## Directive
Return every line below in which "name" appears.

## Given records
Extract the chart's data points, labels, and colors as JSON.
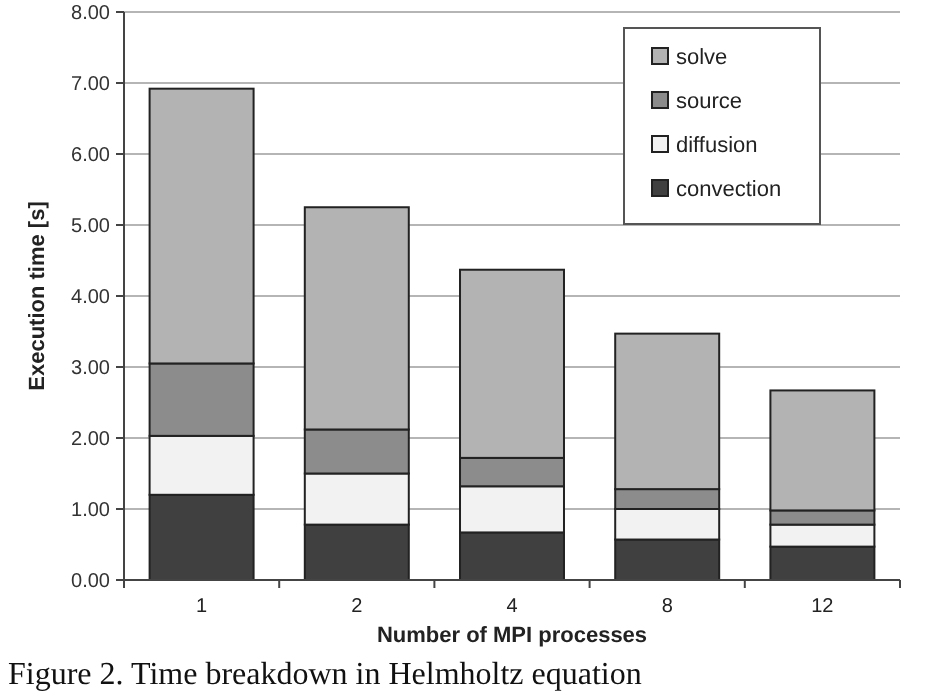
{
  "chart_data": {
    "type": "bar",
    "stacked": true,
    "xlabel": "Number of MPI processes",
    "ylabel": "Execution time [s]",
    "categories": [
      "1",
      "2",
      "4",
      "8",
      "12"
    ],
    "series": [
      {
        "name": "convection",
        "color": "#404040",
        "values": [
          1.2,
          0.78,
          0.67,
          0.57,
          0.47
        ]
      },
      {
        "name": "diffusion",
        "color": "#f2f2f2",
        "values": [
          0.83,
          0.72,
          0.65,
          0.43,
          0.31
        ]
      },
      {
        "name": "source",
        "color": "#8c8c8c",
        "values": [
          1.02,
          0.62,
          0.4,
          0.28,
          0.2
        ]
      },
      {
        "name": "solve",
        "color": "#b3b3b3",
        "values": [
          3.87,
          3.13,
          2.65,
          2.19,
          1.69
        ]
      }
    ],
    "ylim": [
      0,
      8
    ],
    "yticks": [
      {
        "value": 0,
        "label": "0.00"
      },
      {
        "value": 1,
        "label": "1.00"
      },
      {
        "value": 2,
        "label": "2.00"
      },
      {
        "value": 3,
        "label": "3.00"
      },
      {
        "value": 4,
        "label": "4.00"
      },
      {
        "value": 5,
        "label": "5.00"
      },
      {
        "value": 6,
        "label": "6.00"
      },
      {
        "value": 7,
        "label": "7.00"
      },
      {
        "value": 8,
        "label": "8.00"
      }
    ],
    "grid": "y",
    "legend": "top right",
    "annotations": [
      "Figure 2. Time breakdown in Helmholtz equation"
    ]
  }
}
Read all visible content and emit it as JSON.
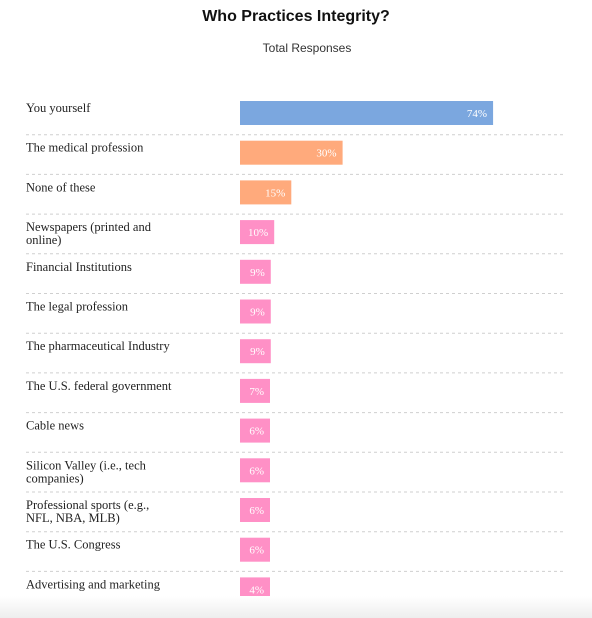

## Task output
        "name": "convection",
        "name": "diffusion",
        "name": "source",
        "name": "solve",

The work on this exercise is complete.